The primary use cases for me are with regards to doing surveys to understand learning or preferences of rural people in West Africa.
For the case of fruit trees, we have many fruit trees that don't have local names. Even worse is when common names are the same for multiple things so having a written or audio reference doesn't help. You need a photo/video reference to ensure you're actually talking about the same thing (the main reason botanical dictionaries have lots of sketches/photos).
We plan to do surveys for people who have taken a tour of the farm. Having people select photos for what they saw/learned about would be important and having people rank them is even more insightful for gaining understanding of what people like the most or learned the most about or didn't like
I could see this being used in any sort of feedback survey for people doing a training or class where users would ve able to select in the order of their most preferred to least preferred activities. This would be a fairly widely used use case in areas where NGOs are doing trainings, etc.
For me as a form designer in my context, I can see so many design decisions are clearly for literate people. I think the historical / economic factors clearly drive designers to think about formally educated audiences, but I think not about a formally educated enumerator acting as a translator, but see non literate people filling out forms themselves. 10 years ago, no one here had smartphones and internet adoption was less than 5%. Now I'd say 60% or more of 20-40 year olds have android phones, internet adoption is closer to 40% and literacy rates haven't changed remarkably and probably are less than 50% so the vast majority of rural people, despite having a supercomputer/gps/etc on their pocket everywhere they go, are left out of the party b/c most tools aren't designed to accommodate them.

Dataset extract:
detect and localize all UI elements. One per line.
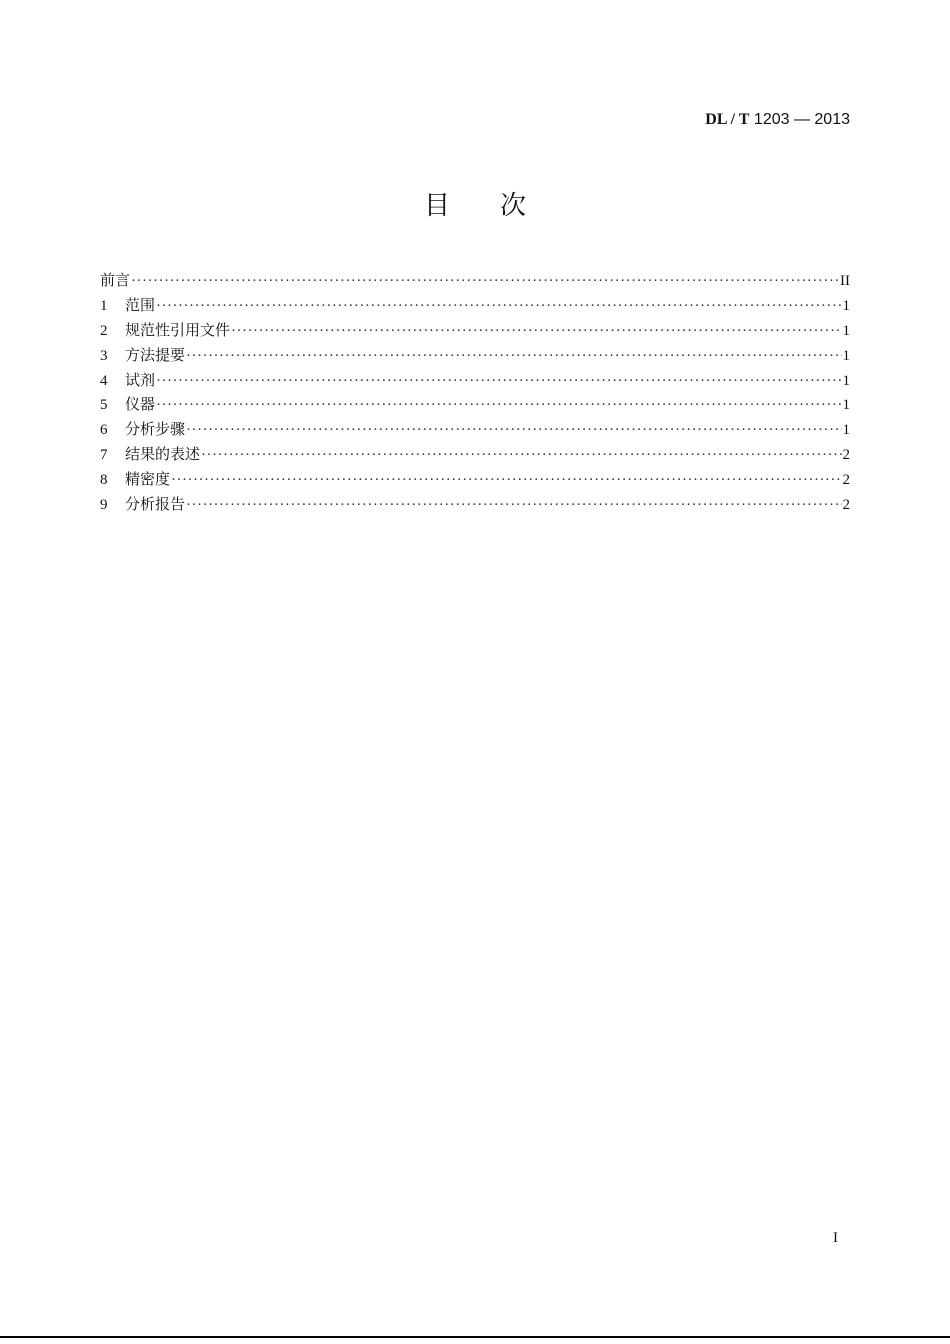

Problem to work on: In the piece on surveys in rural West Africa, write out word for word the passage from "For the case" to "lots of sketches/photos).".

Output:
For the case of fruit trees, we have many fruit trees that don't have local names. Even worse is when common names are the same for multiple things so having a written or audio reference doesn't help. You need a photo/video reference to ensure you're actually talking about the same thing (the main reason botanical dictionaries have lots of sketches/photos).